(TASK GOAL):
Determine how many lines of the records include "помощи", and answer with the number alone.

(DATA SUPPLIED):

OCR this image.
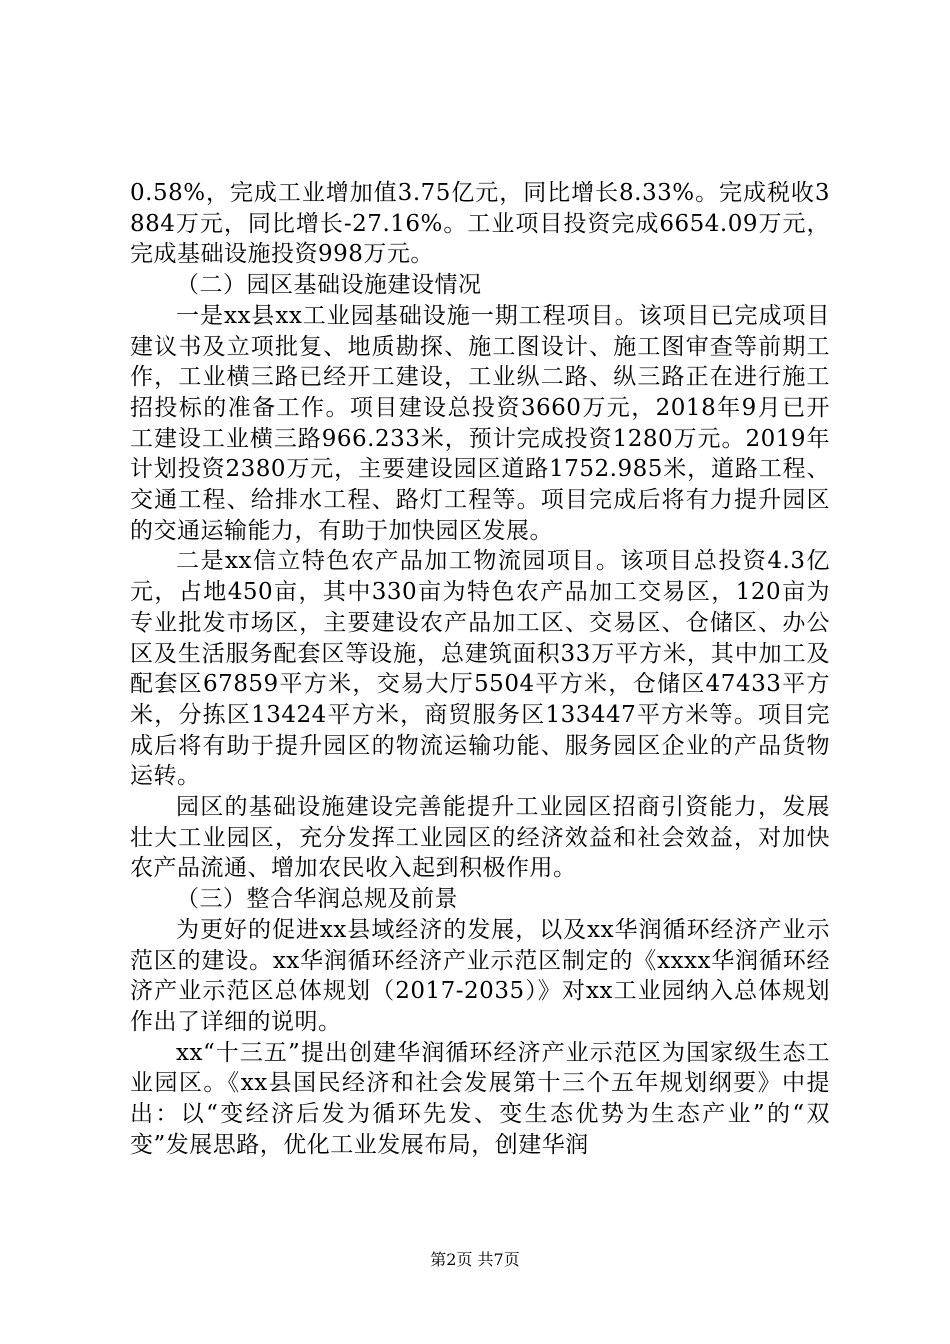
0.58%，完成工业增加值3.75亿元，同比增长8.33%。完成税收3884万元，同比增长-27.16%。工业项目投资完成6654.09万元，完成基础设施投资998万元。

（二）园区基础设施建设情况

一是xx县xx工业园基础设施一期工程项目。该项目已完成项目建议书及立项批复、地质勘探、施工图设计、施工图审查等前期工作，工业横三路已经开工建设，工业纵二路、纵三路正在进行施工招投标的准备工作。项目建设总投资3660万元，2018年9月已开工建设工业横三路966.233米，预计完成投资1280万元。2019年计划投资2380万元，主要建设园区道路1752.985米，道路工程、交通工程、给排水工程、路灯工程等。项目完成后将有力提升园区的交通运输能力，有助于加快园区发展。

二是xx信立特色农产品加工物流园项目。该项目总投资4.3亿元，占地450亩，其中330亩为特色农产品加工交易区，120亩为专业批发市场区，主要建设农产品加工区、交易区、仓储区、办公区及生活服务配套区等设施，总建筑面积33万平方米，其中加工及配套区67859平方米，交易大厅5504平方米，仓储区47433平方米，分拣区13424平方米，商贸服务区133447平方米等。项目完成后将有助于提升园区的物流运输功能、服务园区企业的产品货物运转。

园区的基础设施建设完善能提升工业园区招商引资能力，发展壮大工业园区，充分发挥工业园区的经济效益和社会效益，对加快农产品流通、增加农民收入起到积极作用。

（三）整合华润总规及前景

为更好的促进xx县域经济的发展，以及xx华润循环经济产业示范区的建设。xx华润循环经济产业示范区制定的《xxxx华润循环经济产业示范区总体规划（2017-2035）》对xx工业园纳入总体规划作出了详细的说明。

xx“十三五”提出创建华润循环经济产业示范区为国家级生态工业园区。《xx县国民经济和社会发展第十三个五年规划纲要》中提出：以“变经济后发为循环先发、变生态优势为生态产业”的“双变”发展思路，优化工业发展布局，创建华润

第2页 共7页
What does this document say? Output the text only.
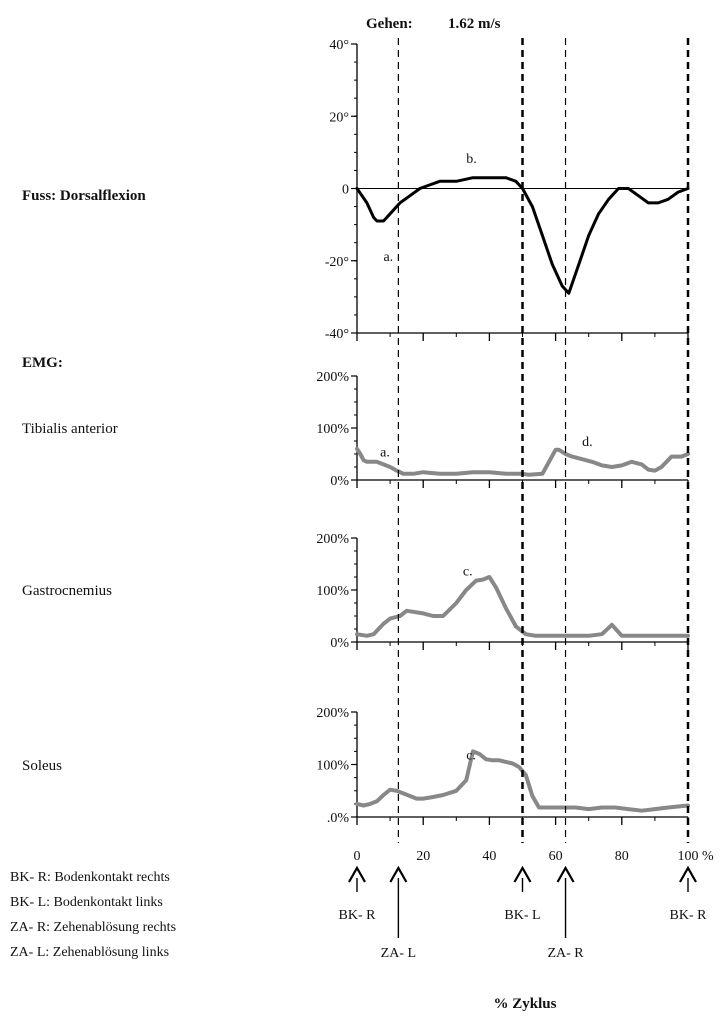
Gehen: 1.62 m/s
Fuss: Dorsalflexion
EMG:
Tibialis anterior
Gastrocnemius
Soleus
40°
20°
0
-20°
-40°
a.
b.
200%
100%
0%
a.
d.
200%
100%
0%
c.
200%
100%
.0%
c.
0	20	40	60	80	100 %
BK- R
ZA- L
BK- L
ZA- R
BK- R
BK- R: Bodenkontakt rechts
BK- L: Bodenkontakt links
ZA- R: Zehenablösung rechts
ZA- L: Zehenablösung links
% Zyklus
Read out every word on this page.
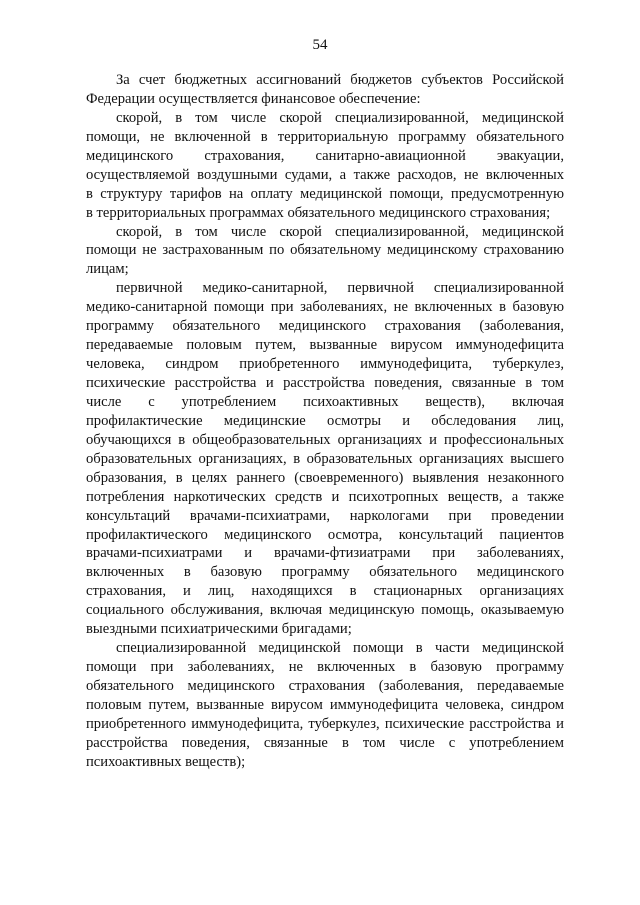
54
За счет бюджетных ассигнований бюджетов субъектов Российской
Федерации осуществляется финансовое обеспечение:
скорой, в том числе скорой специализированной, медицинской
помощи, не включенной в территориальную программу обязательного
медицинского страхования, санитарно-авиационной эвакуации,
осуществляемой воздушными судами, а также расходов, не включенных
в структуру тарифов на оплату медицинской помощи, предусмотренную
в территориальных программах обязательного медицинского страхования;
скорой, в том числе скорой специализированной, медицинской
помощи не застрахованным по обязательному медицинскому страхованию
лицам;
первичной медико-санитарной, первичной специализированной
медико-санитарной помощи при заболеваниях, не включенных в базовую
программу обязательного медицинского страхования (заболевания,
передаваемые половым путем, вызванные вирусом иммунодефицита
человека, синдром приобретенного иммунодефицита, туберкулез,
психические расстройства и расстройства поведения, связанные в том
числе с употреблением психоактивных веществ), включая
профилактические медицинские осмотры и обследования лиц,
обучающихся в общеобразовательных организациях и профессиональных
образовательных организациях, в образовательных организациях высшего
образования, в целях раннего (своевременного) выявления незаконного
потребления наркотических средств и психотропных веществ, а также
консультаций врачами-психиатрами, наркологами при проведении
профилактического медицинского осмотра, консультаций пациентов
врачами-психиатрами и врачами-фтизиатрами при заболеваниях,
включенных в базовую программу обязательного медицинского
страхования, и лиц, находящихся в стационарных организациях
социального обслуживания, включая медицинскую помощь, оказываемую
выездными психиатрическими бригадами;
специализированной медицинской помощи в части медицинской
помощи при заболеваниях, не включенных в базовую программу
обязательного медицинского страхования (заболевания, передаваемые
половым путем, вызванные вирусом иммунодефицита человека, синдром
приобретенного иммунодефицита, туберкулез, психические расстройства и
расстройства поведения, связанные в том числе с употреблением
психоактивных веществ);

(COMPLETE OUTPUT):
6